- Aim of the task -
Check each line below for the word "title", and copy those that have it.

- Given entries -
┄┄┄┄┄┄
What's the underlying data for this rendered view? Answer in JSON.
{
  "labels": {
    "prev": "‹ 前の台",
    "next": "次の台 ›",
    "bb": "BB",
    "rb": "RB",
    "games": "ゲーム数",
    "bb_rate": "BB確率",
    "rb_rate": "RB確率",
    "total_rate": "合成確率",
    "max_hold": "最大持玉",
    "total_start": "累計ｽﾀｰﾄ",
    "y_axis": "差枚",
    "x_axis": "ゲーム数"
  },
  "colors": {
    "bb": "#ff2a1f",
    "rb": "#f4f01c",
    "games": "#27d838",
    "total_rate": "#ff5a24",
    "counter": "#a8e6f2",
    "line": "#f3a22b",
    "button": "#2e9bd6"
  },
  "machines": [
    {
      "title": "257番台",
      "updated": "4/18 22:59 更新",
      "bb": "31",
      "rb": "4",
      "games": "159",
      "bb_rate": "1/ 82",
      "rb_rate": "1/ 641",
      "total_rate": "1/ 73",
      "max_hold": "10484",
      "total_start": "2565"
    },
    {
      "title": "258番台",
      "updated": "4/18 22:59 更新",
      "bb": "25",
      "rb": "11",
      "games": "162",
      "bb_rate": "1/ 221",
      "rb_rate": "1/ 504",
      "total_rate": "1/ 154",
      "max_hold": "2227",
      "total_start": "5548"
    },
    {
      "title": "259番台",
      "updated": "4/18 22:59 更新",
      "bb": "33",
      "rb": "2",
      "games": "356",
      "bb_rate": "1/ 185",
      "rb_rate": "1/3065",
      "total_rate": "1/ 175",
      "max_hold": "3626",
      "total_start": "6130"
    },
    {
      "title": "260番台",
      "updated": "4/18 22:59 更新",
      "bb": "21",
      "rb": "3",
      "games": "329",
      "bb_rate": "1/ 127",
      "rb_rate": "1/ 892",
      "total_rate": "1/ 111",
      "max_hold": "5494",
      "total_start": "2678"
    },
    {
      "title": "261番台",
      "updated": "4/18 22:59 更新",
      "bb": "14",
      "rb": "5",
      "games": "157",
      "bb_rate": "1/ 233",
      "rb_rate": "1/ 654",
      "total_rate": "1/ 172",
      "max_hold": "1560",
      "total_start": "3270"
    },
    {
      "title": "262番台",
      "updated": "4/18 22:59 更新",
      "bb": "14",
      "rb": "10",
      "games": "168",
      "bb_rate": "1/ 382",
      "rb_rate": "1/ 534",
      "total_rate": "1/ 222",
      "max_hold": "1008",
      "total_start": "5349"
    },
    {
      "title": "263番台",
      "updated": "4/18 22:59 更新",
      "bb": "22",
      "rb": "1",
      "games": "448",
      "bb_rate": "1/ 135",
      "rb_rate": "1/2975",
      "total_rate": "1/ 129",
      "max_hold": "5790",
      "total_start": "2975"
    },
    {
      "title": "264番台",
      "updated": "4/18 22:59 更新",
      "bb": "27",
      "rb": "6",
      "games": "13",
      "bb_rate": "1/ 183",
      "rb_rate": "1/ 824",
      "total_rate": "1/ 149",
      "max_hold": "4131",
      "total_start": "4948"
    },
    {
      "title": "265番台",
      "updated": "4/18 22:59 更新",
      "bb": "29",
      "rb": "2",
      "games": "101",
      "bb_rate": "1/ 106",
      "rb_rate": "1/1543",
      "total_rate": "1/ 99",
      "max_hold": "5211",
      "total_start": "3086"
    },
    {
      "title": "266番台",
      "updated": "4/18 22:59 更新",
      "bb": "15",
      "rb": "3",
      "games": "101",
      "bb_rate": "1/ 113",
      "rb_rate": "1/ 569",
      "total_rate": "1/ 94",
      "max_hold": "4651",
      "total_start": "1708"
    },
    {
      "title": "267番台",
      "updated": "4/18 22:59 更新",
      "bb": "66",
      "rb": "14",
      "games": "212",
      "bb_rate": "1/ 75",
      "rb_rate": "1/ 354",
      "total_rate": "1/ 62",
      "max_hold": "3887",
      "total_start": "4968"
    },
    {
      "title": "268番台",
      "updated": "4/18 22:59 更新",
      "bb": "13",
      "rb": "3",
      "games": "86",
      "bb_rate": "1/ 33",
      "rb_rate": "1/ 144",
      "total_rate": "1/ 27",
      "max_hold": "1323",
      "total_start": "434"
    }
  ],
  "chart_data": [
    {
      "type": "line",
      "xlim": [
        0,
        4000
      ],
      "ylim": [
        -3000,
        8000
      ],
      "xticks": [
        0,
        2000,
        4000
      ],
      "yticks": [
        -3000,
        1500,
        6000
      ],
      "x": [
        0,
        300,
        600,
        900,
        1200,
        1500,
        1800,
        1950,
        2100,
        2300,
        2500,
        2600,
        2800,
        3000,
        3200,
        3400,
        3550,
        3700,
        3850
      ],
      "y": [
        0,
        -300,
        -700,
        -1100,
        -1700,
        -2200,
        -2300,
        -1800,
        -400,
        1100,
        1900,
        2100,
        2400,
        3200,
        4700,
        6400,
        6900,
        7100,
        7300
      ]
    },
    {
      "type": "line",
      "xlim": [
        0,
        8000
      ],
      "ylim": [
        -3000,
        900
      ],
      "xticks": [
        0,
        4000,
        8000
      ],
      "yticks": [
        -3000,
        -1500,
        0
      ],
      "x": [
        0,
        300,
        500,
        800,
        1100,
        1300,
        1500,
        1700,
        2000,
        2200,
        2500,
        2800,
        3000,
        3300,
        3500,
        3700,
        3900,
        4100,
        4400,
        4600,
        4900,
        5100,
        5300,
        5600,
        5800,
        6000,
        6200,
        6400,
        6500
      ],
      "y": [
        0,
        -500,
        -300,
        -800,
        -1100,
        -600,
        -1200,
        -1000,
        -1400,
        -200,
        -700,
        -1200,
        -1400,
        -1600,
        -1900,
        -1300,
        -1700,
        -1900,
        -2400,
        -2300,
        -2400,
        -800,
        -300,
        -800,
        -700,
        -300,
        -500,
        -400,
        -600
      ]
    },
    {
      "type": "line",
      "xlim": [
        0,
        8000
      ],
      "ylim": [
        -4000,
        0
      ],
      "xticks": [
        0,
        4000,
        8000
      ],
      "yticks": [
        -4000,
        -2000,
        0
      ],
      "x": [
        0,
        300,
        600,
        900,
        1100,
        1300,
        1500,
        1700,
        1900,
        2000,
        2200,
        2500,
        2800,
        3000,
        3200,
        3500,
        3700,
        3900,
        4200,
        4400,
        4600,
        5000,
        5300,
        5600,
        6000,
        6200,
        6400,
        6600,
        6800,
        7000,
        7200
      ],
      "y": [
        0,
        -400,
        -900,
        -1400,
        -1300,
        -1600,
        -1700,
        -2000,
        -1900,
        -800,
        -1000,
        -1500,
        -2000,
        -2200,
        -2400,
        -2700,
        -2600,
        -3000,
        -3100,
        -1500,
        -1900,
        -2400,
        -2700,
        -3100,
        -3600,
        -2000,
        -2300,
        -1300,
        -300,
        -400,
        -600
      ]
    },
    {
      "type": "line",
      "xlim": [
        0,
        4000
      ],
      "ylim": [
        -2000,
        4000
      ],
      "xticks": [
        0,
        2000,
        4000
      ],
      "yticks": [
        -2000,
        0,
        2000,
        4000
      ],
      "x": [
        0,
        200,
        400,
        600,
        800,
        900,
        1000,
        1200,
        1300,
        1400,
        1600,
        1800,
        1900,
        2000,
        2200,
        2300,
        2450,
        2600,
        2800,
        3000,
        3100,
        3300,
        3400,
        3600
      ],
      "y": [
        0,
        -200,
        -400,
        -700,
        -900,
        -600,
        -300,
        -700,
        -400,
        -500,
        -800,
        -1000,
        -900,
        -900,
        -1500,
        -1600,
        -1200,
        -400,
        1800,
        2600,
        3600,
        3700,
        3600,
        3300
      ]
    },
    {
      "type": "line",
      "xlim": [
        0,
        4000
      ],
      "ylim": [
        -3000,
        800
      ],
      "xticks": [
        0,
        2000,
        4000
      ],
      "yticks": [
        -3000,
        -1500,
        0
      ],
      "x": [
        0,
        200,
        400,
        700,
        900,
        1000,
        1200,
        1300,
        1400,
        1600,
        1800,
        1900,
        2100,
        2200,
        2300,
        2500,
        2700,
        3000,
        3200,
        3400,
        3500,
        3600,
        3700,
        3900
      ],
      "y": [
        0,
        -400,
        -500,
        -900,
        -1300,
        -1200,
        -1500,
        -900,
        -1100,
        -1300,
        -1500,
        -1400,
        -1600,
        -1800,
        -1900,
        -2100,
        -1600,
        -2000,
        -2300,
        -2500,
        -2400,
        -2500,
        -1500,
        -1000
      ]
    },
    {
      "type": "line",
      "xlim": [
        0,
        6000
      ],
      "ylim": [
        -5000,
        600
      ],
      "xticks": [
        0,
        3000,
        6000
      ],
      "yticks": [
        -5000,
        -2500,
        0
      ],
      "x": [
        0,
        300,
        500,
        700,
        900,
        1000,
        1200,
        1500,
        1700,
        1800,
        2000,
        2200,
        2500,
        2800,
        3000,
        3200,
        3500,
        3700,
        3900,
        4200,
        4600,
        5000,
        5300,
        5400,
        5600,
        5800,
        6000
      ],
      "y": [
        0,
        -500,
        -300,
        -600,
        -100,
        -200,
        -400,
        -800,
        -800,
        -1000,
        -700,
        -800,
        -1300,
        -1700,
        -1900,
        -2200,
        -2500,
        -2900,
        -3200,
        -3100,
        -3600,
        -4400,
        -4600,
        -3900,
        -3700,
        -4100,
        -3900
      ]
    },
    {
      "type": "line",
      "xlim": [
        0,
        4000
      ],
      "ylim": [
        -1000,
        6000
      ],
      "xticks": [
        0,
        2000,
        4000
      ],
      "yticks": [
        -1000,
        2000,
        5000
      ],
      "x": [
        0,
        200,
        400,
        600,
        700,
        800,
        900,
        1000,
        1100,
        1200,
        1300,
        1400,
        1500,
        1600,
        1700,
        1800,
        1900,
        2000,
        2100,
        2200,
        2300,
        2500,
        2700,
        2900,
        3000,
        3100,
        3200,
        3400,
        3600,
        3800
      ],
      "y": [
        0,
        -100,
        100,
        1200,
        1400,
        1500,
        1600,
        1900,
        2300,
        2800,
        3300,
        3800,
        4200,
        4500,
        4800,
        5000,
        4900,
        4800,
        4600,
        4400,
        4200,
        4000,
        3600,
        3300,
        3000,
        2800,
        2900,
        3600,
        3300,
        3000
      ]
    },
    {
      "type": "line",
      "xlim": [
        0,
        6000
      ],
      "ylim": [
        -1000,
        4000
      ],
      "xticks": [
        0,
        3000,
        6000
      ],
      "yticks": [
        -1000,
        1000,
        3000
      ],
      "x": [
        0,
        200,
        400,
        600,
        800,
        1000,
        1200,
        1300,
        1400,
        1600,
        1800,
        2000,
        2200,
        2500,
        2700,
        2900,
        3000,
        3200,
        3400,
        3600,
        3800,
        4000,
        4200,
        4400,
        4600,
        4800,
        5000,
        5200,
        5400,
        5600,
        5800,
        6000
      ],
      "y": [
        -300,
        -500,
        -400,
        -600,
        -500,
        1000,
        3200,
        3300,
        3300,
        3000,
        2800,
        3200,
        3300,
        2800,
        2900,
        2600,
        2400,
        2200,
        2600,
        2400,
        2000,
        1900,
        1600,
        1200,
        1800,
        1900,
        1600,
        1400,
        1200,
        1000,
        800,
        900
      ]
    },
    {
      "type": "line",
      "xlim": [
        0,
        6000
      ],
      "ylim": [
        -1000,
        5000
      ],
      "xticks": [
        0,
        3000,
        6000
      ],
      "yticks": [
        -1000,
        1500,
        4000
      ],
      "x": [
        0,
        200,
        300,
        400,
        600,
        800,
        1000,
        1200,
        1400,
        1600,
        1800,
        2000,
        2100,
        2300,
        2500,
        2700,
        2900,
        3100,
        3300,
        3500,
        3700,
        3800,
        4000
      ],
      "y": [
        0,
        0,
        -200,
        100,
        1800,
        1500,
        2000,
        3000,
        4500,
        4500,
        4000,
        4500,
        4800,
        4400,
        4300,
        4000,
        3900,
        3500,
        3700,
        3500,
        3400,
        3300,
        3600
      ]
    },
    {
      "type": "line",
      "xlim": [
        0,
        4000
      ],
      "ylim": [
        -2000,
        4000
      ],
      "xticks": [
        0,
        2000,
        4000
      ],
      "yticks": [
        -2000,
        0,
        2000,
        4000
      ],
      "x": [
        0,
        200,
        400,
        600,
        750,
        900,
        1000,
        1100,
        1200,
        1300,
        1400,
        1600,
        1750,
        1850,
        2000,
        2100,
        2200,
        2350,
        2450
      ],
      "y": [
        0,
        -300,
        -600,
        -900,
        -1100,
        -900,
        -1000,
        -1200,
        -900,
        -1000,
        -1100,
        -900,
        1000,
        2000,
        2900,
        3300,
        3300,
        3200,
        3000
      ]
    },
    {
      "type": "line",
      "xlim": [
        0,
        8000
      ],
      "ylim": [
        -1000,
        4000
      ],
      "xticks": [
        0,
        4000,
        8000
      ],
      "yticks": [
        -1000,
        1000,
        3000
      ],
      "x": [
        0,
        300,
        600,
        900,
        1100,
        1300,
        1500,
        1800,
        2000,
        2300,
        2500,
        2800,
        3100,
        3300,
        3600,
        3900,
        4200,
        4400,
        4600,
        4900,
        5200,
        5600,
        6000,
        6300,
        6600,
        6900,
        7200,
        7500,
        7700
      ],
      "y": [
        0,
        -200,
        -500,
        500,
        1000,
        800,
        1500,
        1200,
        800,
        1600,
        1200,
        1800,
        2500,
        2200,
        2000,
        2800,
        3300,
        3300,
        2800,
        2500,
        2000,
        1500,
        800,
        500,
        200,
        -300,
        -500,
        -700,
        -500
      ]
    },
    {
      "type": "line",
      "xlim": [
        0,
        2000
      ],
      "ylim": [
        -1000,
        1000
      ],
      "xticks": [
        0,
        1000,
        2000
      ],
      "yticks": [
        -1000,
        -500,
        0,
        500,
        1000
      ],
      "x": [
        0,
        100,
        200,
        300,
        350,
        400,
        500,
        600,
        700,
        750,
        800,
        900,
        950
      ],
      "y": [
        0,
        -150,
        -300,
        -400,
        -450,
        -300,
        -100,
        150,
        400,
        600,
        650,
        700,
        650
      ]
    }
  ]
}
┄┄┄┄┄┄
- Complete output -
      "title": "257番台",
      "title": "258番台",
      "title": "259番台",
      "title": "260番台",
      "title": "261番台",
      "title": "262番台",
      "title": "263番台",
      "title": "264番台",
      "title": "265番台",
      "title": "266番台",
      "title": "267番台",
      "title": "268番台",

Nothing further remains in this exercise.